# [Activity]
Give every line from the entries that contains "Cycl".

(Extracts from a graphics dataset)

══════════════════════════════

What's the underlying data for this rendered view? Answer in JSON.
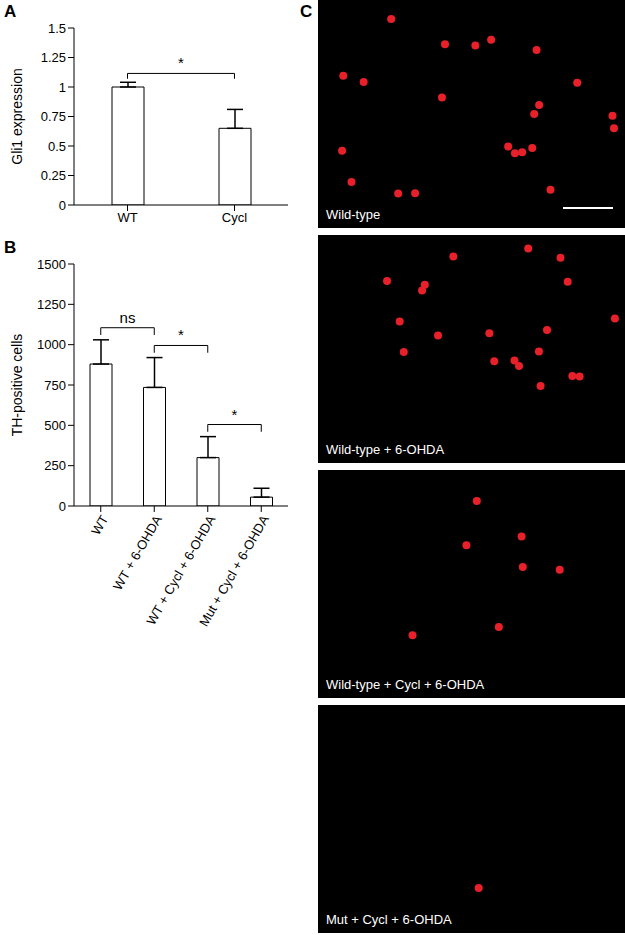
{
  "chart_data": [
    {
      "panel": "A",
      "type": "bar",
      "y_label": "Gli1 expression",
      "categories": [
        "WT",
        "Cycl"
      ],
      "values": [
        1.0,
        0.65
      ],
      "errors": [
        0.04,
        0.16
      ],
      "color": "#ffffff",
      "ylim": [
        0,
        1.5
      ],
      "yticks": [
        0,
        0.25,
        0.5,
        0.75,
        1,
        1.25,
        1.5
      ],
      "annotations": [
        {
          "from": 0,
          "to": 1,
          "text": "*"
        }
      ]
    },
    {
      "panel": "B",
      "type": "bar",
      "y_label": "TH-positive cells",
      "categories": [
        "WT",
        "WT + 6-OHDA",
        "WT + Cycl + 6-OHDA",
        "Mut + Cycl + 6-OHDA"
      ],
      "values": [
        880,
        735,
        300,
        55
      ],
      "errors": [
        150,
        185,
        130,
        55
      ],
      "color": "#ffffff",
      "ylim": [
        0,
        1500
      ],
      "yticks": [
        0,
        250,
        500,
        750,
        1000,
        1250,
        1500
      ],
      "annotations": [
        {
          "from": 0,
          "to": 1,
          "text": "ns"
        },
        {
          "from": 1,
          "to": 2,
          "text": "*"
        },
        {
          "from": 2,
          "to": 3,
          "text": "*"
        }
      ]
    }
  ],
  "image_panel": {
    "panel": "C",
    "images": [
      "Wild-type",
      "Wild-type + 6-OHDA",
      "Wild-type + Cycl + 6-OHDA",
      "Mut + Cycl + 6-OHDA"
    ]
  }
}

══════════════════════════════

# [Task solution]
        "Cycl"
        "WT + Cycl + 6-OHDA",
        "Mut + Cycl + 6-OHDA"
      "Wild-type + Cycl + 6-OHDA",
      "Mut + Cycl + 6-OHDA"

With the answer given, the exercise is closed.